■ Enunciado da tarefa: Transcreva o trecho da notícia que começa em "A lobista se" e termina depois de "nos mesmos escândalos.", trocando "ex-chefe de gabinete" por "ex-assessor".

---- Texto para leitura

Aliados de Lula tentam conter "Sócia de Lulinha" após Lula chamá-la de “pilantra”

 Sábado, 29 de agosto de 2026 

Aliados de Lula entraram em campo para pacificar os ânimos da lobista Roberta Luchsinger, investigada nos inquéritos que apuram desvios no INSS e tráfico de influência envolvendo Lulinha. 

Pessoas próximas a Roberta relataram que ela ficou “possessa” ao ver o presidente chamá-la de “pilantra” durante a entrevista no “JN”, na noite de quinta-feira (27).

A lobista se sentiu como o único nome rifado por Lula, que defendeu o filho Fábio Luís, o ex-líder do governo Jaques Wagner e também fez gestos em direção ao seu ex-chefe de gabinete Marco Aurélio Santana Ribeiro, o Marcola, todos envolvidos nos mesmos escândalos. 

Por ora, os aliados de Lula tentam evitar que a lobista dê uma entrevista para falar das acusações que pesam sobre ela, de sua relação com o governo federal e com o filho do presidente.

--------
---- Itens do conjunto

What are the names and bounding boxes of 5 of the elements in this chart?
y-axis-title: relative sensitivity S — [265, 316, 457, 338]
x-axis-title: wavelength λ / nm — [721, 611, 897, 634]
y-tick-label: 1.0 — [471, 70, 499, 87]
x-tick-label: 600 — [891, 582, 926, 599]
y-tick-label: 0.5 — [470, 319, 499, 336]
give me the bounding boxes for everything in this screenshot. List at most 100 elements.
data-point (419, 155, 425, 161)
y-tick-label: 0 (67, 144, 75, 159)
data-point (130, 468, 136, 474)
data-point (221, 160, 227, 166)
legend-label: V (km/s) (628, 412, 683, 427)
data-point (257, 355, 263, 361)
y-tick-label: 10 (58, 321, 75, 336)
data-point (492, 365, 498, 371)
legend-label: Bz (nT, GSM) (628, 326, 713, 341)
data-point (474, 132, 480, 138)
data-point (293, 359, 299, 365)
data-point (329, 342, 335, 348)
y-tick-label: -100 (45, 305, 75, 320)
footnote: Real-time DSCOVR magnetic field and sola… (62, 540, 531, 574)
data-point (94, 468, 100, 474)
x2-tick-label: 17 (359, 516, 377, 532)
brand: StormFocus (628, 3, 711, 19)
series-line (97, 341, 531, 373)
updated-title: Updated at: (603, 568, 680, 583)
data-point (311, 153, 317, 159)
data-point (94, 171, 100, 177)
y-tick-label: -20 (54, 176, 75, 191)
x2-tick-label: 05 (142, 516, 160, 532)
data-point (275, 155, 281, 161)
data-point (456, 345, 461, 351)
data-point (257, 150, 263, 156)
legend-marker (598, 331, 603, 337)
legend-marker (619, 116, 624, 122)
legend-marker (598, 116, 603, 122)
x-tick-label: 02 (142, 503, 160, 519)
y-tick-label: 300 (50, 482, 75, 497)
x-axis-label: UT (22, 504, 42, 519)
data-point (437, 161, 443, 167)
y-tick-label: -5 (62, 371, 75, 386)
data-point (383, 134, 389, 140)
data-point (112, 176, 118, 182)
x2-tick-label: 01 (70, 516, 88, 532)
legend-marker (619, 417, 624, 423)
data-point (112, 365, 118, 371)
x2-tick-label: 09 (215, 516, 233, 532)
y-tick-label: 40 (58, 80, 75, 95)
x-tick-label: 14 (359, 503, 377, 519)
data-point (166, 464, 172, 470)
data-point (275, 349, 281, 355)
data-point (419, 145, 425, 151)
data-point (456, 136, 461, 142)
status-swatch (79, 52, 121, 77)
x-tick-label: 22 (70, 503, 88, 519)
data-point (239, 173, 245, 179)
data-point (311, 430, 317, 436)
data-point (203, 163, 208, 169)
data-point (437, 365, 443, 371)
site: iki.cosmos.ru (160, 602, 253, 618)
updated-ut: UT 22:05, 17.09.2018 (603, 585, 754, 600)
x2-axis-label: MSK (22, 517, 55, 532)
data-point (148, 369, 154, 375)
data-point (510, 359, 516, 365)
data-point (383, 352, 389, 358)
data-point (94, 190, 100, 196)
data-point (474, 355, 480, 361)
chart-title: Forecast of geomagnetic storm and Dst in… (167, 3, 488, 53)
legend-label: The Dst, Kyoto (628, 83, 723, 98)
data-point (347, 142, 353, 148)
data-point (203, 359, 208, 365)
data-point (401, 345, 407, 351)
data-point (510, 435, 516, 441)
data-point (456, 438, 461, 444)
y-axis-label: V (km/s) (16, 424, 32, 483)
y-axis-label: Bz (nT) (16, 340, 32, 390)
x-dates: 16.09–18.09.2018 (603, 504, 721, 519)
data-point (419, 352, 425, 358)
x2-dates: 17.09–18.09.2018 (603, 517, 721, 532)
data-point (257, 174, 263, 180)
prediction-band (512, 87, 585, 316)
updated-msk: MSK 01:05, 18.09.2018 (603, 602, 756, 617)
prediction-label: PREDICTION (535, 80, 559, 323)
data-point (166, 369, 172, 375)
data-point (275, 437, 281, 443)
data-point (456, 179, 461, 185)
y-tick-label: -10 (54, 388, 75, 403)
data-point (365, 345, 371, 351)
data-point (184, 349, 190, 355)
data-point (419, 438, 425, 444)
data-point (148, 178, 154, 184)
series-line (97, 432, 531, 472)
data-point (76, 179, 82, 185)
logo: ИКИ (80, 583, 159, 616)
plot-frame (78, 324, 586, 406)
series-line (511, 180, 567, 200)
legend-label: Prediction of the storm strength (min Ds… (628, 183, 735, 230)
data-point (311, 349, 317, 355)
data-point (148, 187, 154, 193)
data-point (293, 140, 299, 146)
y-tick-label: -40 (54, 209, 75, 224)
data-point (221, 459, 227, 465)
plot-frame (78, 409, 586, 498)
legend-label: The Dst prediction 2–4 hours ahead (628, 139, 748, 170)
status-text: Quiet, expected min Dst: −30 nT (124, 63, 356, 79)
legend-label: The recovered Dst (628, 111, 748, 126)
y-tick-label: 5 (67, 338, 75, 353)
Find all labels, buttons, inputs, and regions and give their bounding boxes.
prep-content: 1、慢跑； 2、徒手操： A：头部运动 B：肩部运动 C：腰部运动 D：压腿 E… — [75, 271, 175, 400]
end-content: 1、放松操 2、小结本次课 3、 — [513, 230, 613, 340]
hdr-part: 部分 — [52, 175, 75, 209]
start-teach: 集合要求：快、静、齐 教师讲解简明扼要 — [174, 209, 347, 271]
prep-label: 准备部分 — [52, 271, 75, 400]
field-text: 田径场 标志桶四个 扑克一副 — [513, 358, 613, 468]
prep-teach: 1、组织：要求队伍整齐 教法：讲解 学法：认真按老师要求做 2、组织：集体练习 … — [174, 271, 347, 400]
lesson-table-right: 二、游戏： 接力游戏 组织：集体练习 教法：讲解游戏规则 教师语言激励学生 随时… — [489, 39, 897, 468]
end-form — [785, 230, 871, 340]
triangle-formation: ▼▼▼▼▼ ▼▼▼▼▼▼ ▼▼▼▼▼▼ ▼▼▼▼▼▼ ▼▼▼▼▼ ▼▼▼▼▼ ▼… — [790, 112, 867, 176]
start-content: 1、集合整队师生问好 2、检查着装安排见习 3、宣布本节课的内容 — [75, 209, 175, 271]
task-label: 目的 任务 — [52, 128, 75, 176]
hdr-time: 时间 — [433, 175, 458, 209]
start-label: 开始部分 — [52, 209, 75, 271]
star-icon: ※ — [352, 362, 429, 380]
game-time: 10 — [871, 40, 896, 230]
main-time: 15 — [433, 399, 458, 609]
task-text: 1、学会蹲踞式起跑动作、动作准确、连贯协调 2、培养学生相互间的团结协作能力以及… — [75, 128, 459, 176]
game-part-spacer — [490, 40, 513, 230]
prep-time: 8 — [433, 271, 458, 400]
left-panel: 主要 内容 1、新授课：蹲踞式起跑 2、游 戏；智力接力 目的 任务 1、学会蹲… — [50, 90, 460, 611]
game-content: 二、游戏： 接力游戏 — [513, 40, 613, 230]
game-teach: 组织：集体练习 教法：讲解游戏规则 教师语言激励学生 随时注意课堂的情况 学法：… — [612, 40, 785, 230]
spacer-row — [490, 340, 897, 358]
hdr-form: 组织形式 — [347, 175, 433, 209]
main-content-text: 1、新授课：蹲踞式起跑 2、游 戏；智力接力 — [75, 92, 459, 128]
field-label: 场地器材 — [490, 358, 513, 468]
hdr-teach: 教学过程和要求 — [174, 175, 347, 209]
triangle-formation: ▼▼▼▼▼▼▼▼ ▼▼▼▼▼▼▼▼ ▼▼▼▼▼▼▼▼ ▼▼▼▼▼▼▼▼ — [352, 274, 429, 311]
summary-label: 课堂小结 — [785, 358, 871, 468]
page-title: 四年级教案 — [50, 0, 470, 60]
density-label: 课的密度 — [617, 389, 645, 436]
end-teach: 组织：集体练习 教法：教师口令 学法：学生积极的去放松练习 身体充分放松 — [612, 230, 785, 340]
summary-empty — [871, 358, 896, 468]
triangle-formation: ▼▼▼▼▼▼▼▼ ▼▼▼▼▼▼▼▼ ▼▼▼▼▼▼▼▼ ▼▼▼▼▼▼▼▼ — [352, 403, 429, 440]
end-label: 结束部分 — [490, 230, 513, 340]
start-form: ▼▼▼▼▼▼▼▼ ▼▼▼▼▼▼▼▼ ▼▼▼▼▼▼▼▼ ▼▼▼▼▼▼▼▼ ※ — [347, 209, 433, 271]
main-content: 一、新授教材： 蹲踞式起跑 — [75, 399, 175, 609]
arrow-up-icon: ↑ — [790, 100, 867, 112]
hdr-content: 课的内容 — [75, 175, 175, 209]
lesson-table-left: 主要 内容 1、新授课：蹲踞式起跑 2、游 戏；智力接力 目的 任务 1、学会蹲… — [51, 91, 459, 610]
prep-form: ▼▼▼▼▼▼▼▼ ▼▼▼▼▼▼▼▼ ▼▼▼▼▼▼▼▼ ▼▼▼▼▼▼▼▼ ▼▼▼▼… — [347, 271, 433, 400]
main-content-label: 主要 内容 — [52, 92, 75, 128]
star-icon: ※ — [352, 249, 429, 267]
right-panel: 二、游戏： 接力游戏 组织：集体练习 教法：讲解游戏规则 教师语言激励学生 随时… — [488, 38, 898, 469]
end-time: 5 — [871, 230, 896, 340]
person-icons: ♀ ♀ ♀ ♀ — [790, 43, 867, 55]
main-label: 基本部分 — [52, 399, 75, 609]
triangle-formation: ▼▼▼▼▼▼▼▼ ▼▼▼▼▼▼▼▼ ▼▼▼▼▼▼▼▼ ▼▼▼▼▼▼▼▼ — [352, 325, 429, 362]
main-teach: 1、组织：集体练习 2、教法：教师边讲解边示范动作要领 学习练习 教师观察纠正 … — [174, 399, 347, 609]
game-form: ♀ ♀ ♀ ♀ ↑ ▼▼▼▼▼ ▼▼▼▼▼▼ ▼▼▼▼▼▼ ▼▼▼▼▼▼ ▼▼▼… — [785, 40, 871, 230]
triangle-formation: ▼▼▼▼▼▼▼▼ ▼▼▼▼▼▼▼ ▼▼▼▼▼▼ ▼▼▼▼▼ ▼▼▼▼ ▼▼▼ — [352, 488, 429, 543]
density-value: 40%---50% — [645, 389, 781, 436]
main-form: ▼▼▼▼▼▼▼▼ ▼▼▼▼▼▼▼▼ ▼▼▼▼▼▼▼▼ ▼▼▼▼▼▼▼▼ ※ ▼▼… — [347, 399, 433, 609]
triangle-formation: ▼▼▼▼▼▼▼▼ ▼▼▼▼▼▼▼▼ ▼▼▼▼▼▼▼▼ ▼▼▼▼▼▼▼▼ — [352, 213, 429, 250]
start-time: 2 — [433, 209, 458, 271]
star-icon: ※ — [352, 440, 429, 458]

--------

■ Resposta do exercício:
A lobista se sentiu como o único nome rifado por Lula, que defendeu o filho Fábio Luís, o ex-líder do governo Jaques Wagner e também fez gestos em direção ao seu ex-assessor Marco Aurélio Santana Ribeiro, o Marcola, todos envolvidos nos mesmos escândalos.